■ **Directions**: Below are some records: retype them all exactly, but not the pictures.

■ **Dataset excerpts**:
--- Start ---

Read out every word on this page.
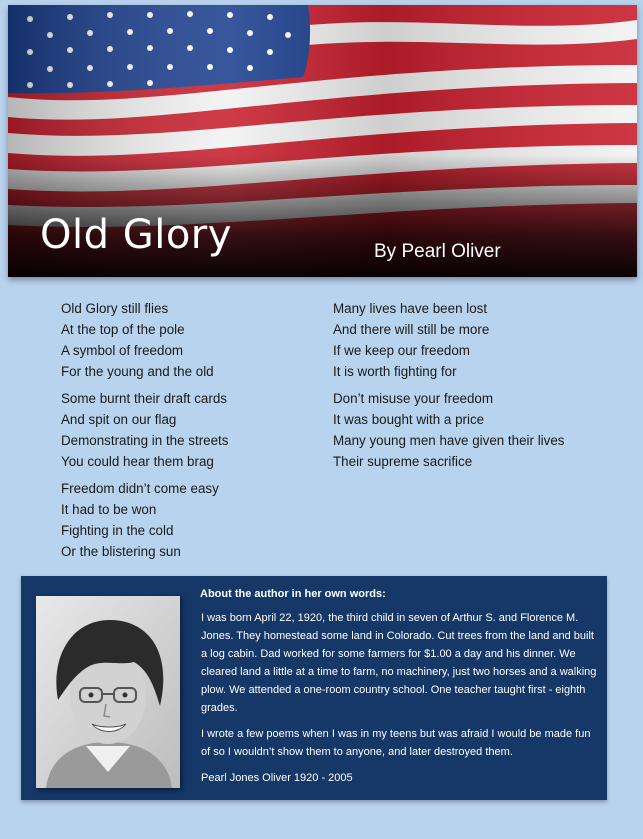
Old Glory	By Pearl Oliver
Old Glory still flies
At the top of the pole
A symbol of freedom
For the young and the old
Some burnt their draft cards
And spit on our flag
Demonstrating in the streets
You could hear them brag
Freedom didn’t come easy
It had to be won
Fighting in the cold
Or the blistering sun
Many lives have been lost
And there will still be more
If we keep our freedom
It is worth fighting for
Don’t misuse your freedom
It was bought with a price
Many young men have given their lives
Their supreme sacrifice
About the author in her own words:

I was born April 22, 1920, the third child in seven of Arthur S. and Florence M. Jones. They homestead some land in Colorado. Cut trees from the land and built a log cabin. Dad worked for some farmers for $1.00 a day and his dinner. We cleared land a little at a time to farm, no machinery, just two horses and a walking plow. We attended a one-room country school. One teacher taught first - eighth grades.

I wrote a few poems when I was in my teens but was afraid I would be made fun of so I wouldn’t show them to anyone, and later destroyed them.

Pearl Jones Oliver 1920 - 2005
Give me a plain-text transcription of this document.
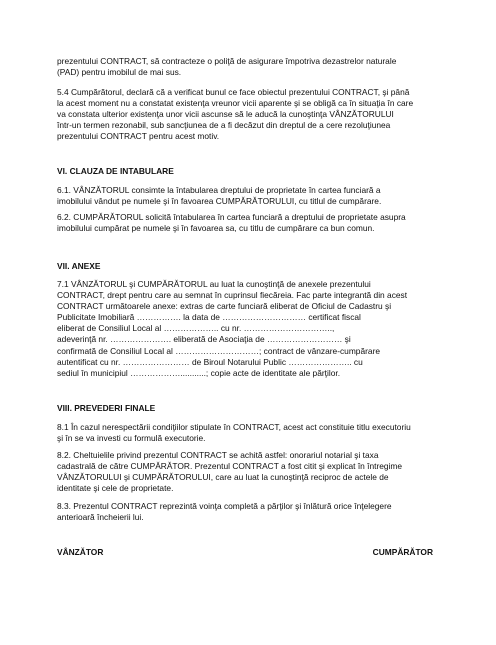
prezentului CONTRACT, să contracteze o poliţă de asigurare împotriva dezastrelor naturale
(PAD) pentru imobilul de mai sus.
5.4 Cumpărătorul, declară că a verificat bunul ce face obiectul prezentului CONTRACT, şi până
la acest moment nu a constatat existenţa vreunor vicii aparente şi se obligă ca în situaţia în care
va constata ulterior existenţa unor vicii ascunse să le aducă la cunoştinţa VÂNZĂTORULUI
într-un termen rezonabil, sub sancţiunea de a fi decăzut din dreptul de a cere rezoluţiunea
prezentului CONTRACT pentru acest motiv.
VI. CLAUZA DE INTABULARE
6.1. VÂNZĂTORUL consimte la întabularea dreptului de proprietate în cartea funciară a
imobilului vândut pe numele şi în favoarea CUMPĂRĂTORULUI, cu titlul de cumpărare.
6.2. CUMPĂRĂTORUL solicită întabularea în cartea funciară a dreptului de proprietate asupra
imobilului cumpărat pe numele şi în favoarea sa, cu titlu de cumpărare ca bun comun.
VII. ANEXE
7.1 VÂNZĂTORUL şi CUMPĂRĂTORUL au luat la cunoştinţă de anexele prezentului
CONTRACT, drept pentru care au semnat în cuprinsul fiecăreia. Fac parte integrantă din acest
CONTRACT următoarele anexe: extras de carte funciară eliberat de Oficiul de Cadastru şi
Publicitate Imobiliară ……………. la data de ………………………… certificat fiscal
eliberat de Consiliul Local al ……………….. cu nr. …………………………..,
adeverinţă nr. …………………. eliberată de Asociaţia de ……………………… şi
confirmată de Consiliul Local al …………………………; contract de vânzare-cumpărare
autentificat cu nr. …………………… de Biroul Notarului Public ………………….. cu
sediul în municipiul ………………...........; copie acte de identitate ale părţilor.
VIII. PREVEDERI FINALE
8.1 În cazul nerespectării condiţiilor stipulate în CONTRACT, acest act constituie titlu executoriu
şi în se va investi cu formulă executorie.
8.2. Cheltuielile privind prezentul CONTRACT se achită astfel: onorariul notarial şi taxa
cadastrală de către CUMPĂRĂTOR. Prezentul CONTRACT a fost citit şi explicat în întregime
VÂNZĂTORULUI şi CUMPĂRĂTORULUI, care au luat la cunoştinţă reciproc de actele de
identitate şi cele de proprietate.
8.3. Prezentul CONTRACT reprezintă voinţa completă a părţilor şi înlătură orice înţelegere
anterioară încheierii lui.
VÂNZĂTOR	CUMPĂRĂTOR
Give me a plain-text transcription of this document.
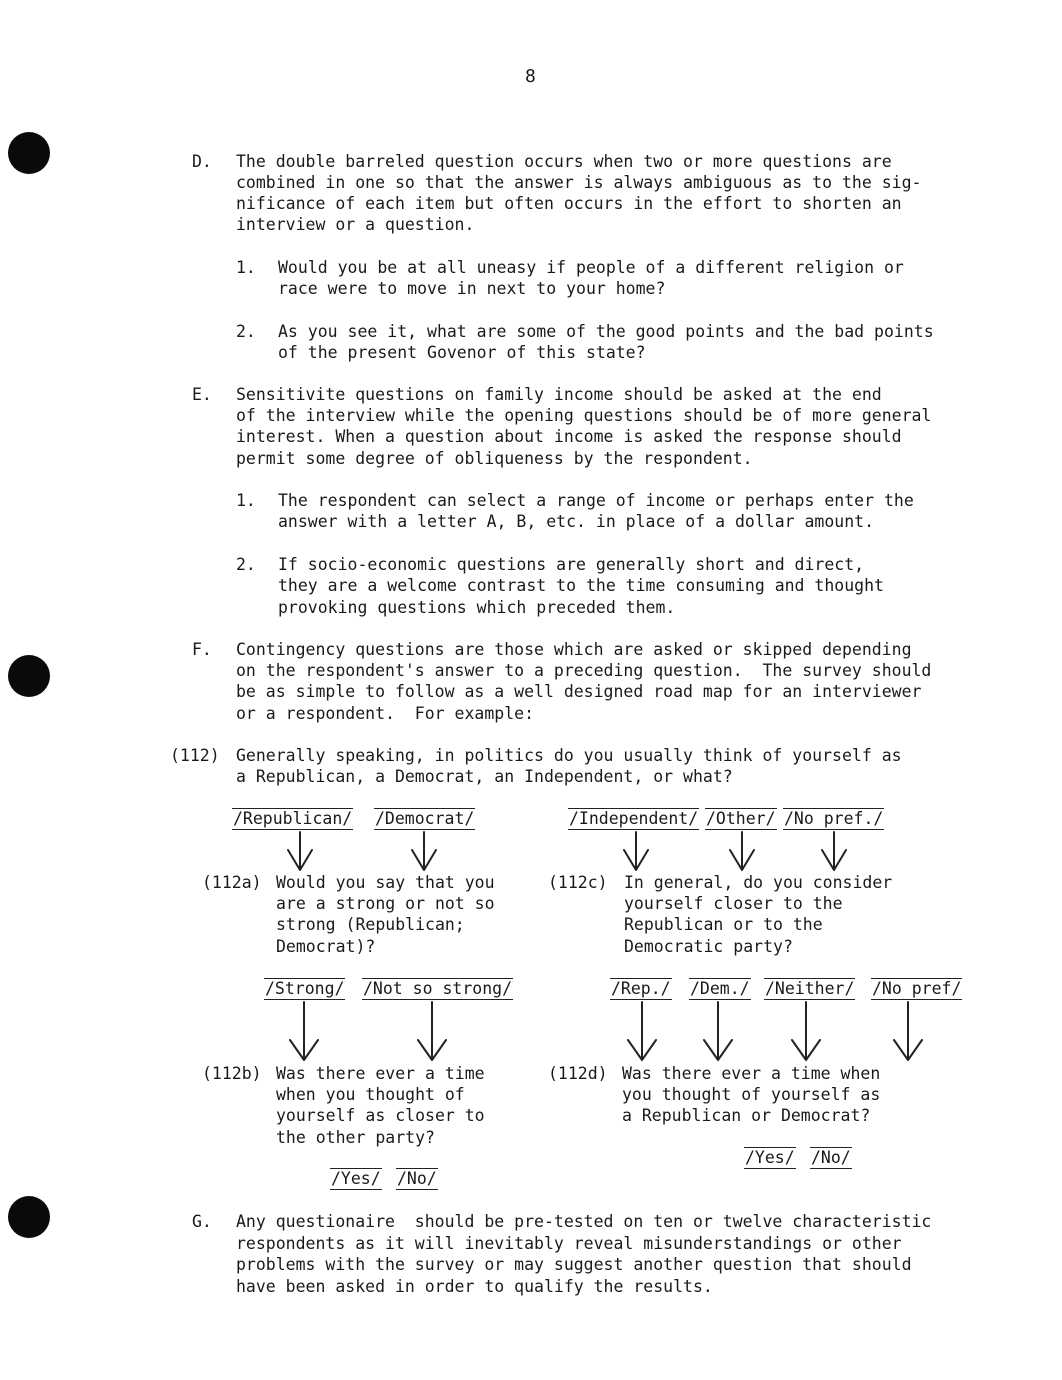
8
D. The double barreled question occurs when two or more questions are
combined in one so that the answer is always ambiguous as to the sig-
nificance of each item but often occurs in the effort to shorten an
interview or a question.
1. Would you be at all uneasy if people of a different religion or
race were to move in next to your home?
2. As you see it, what are some of the good points and the bad points
of the present Govenor of this state?
E. Sensitivite questions on family income should be asked at the end
of the interview while the opening questions should be of more general
interest. When a question about income is asked the response should
permit some degree of obliqueness by the respondent.
1. The respondent can select a range of income or perhaps enter the
answer with a letter A, B, etc. in place of a dollar amount.
2. If socio-economic questions are generally short and direct,
they are a welcome contrast to the time consuming and thought
provoking questions which preceded them.
F. Contingency questions are those which are asked or skipped depending
on the respondent's answer to a preceding question.  The survey should
be as simple to follow as a well designed road map for an interviewer
or a respondent.  For example:
(112) Generally speaking, in politics do you usually think of yourself as
a Republican, a Democrat, an Independent, or what?
/Republican/ /Democrat/	/Independent/ /Other/ /No pref./
(112a) Would you say that you
are a strong or not so
strong (Republican;
Democrat)?
/Strong/ /Not so strong/
(112b) Was there ever a time
when you thought of
yourself as closer to
the other party?
/Yes/ /No/
(112c) In general, do you consider
yourself closer to the
Republican or to the
Democratic party?
/Rep./ /Dem./ /Neither/ /No pref/
(112d) Was there ever a time when
you thought of yourself as
a Republican or Democrat?
/Yes/ /No/
G. Any questionaire  should be pre-tested on ten or twelve characteristic
respondents as it will inevitably reveal misunderstandings or other
problems with the survey or may suggest another question that should
have been asked in order to qualify the results.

--- End ---

■ **Response**:
Read out every word on this page.
Old Glory	By Pearl Oliver
Old Glory still flies
At the top of the pole
A symbol of freedom
For the young and the old
Some burnt their draft cards
And spit on our flag
Demonstrating in the streets
You could hear them brag
Freedom didn’t come easy
It had to be won
Fighting in the cold
Or the blistering sun
Many lives have been lost
And there will still be more
If we keep our freedom
It is worth fighting for
Don’t misuse your freedom
It was bought with a price
Many young men have given their lives
Their supreme sacrifice
About the author in her own words:

I was born April 22, 1920, the third child in seven of Arthur S. and Florence M. Jones. They homestead some land in Colorado. Cut trees from the land and built a log cabin. Dad worked for some farmers for $1.00 a day and his dinner. We cleared land a little at a time to farm, no machinery, just two horses and a walking plow. We attended a one-room country school. One teacher taught first - eighth grades.

I wrote a few poems when I was in my teens but was afraid I would be made fun of so I wouldn’t show them to anyone, and later destroyed them.

Pearl Jones Oliver 1920 - 2005
Give me a plain-text transcription of this document.
prezentului CONTRACT, să contracteze o poliţă de asigurare împotriva dezastrelor naturale
(PAD) pentru imobilul de mai sus.
5.4 Cumpărătorul, declară că a verificat bunul ce face obiectul prezentului CONTRACT, şi până
la acest moment nu a constatat existenţa vreunor vicii aparente şi se obligă ca în situaţia în care
va constata ulterior existenţa unor vicii ascunse să le aducă la cunoştinţa VÂNZĂTORULUI
într-un termen rezonabil, sub sancţiunea de a fi decăzut din dreptul de a cere rezoluţiunea
prezentului CONTRACT pentru acest motiv.
VI. CLAUZA DE INTABULARE
6.1. VÂNZĂTORUL consimte la întabularea dreptului de proprietate în cartea funciară a
imobilului vândut pe numele şi în favoarea CUMPĂRĂTORULUI, cu titlul de cumpărare.
6.2. CUMPĂRĂTORUL solicită întabularea în cartea funciară a dreptului de proprietate asupra
imobilului cumpărat pe numele şi în favoarea sa, cu titlu de cumpărare ca bun comun.
VII. ANEXE
7.1 VÂNZĂTORUL şi CUMPĂRĂTORUL au luat la cunoştinţă de anexele prezentului
CONTRACT, drept pentru care au semnat în cuprinsul fiecăreia. Fac parte integrantă din acest
CONTRACT următoarele anexe: extras de carte funciară eliberat de Oficiul de Cadastru şi
Publicitate Imobiliară ……………. la data de ………………………… certificat fiscal
eliberat de Consiliul Local al ……………….. cu nr. …………………………..,
adeverinţă nr. …………………. eliberată de Asociaţia de ……………………… şi
confirmată de Consiliul Local al …………………………; contract de vânzare-cumpărare
autentificat cu nr. …………………… de Biroul Notarului Public ………………….. cu
sediul în municipiul ………………...........; copie acte de identitate ale părţilor.
VIII. PREVEDERI FINALE
8.1 În cazul nerespectării condiţiilor stipulate în CONTRACT, acest act constituie titlu executoriu
şi în se va investi cu formulă executorie.
8.2. Cheltuielile privind prezentul CONTRACT se achită astfel: onorariul notarial şi taxa
cadastrală de către CUMPĂRĂTOR. Prezentul CONTRACT a fost citit şi explicat în întregime
VÂNZĂTORULUI şi CUMPĂRĂTORULUI, care au luat la cunoştinţă reciproc de actele de
identitate şi cele de proprietate.
8.3. Prezentul CONTRACT reprezintă voinţa completă a părţilor şi înlătură orice înţelegere
anterioară încheierii lui.
VÂNZĂTOR	CUMPĂRĂTOR
Give me a plain-text transcription of this document.
8
D. The double barreled question occurs when two or more questions are
combined in one so that the answer is always ambiguous as to the sig-
nificance of each item but often occurs in the effort to shorten an
interview or a question.
1. Would you be at all uneasy if people of a different religion or
race were to move in next to your home?
2. As you see it, what are some of the good points and the bad points
of the present Govenor of this state?
E. Sensitivite questions on family income should be asked at the end
of the interview while the opening questions should be of more general
interest. When a question about income is asked the response should
permit some degree of obliqueness by the respondent.
1. The respondent can select a range of income or perhaps enter the
answer with a letter A, B, etc. in place of a dollar amount.
2. If socio-economic questions are generally short and direct,
they are a welcome contrast to the time consuming and thought
provoking questions which preceded them.
F. Contingency questions are those which are asked or skipped depending
on the respondent's answer to a preceding question.  The survey should
be as simple to follow as a well designed road map for an interviewer
or a respondent.  For example:
(112) Generally speaking, in politics do you usually think of yourself as
a Republican, a Democrat, an Independent, or what?
/Republican/ /Democrat/	/Independent/ /Other/ /No pref./
(112a) Would you say that you
are a strong or not so
strong (Republican;
Democrat)?
/Strong/ /Not so strong/
(112b) Was there ever a time
when you thought of
yourself as closer to
the other party?
/Yes/ /No/
(112c) In general, do you consider
yourself closer to the
Republican or to the
Democratic party?
/Rep./ /Dem./ /Neither/ /No pref/
(112d) Was there ever a time when
you thought of yourself as
a Republican or Democrat?
/Yes/ /No/
G. Any questionaire  should be pre-tested on ten or twelve characteristic
respondents as it will inevitably reveal misunderstandings or other
problems with the survey or may suggest another question that should
have been asked in order to qualify the results.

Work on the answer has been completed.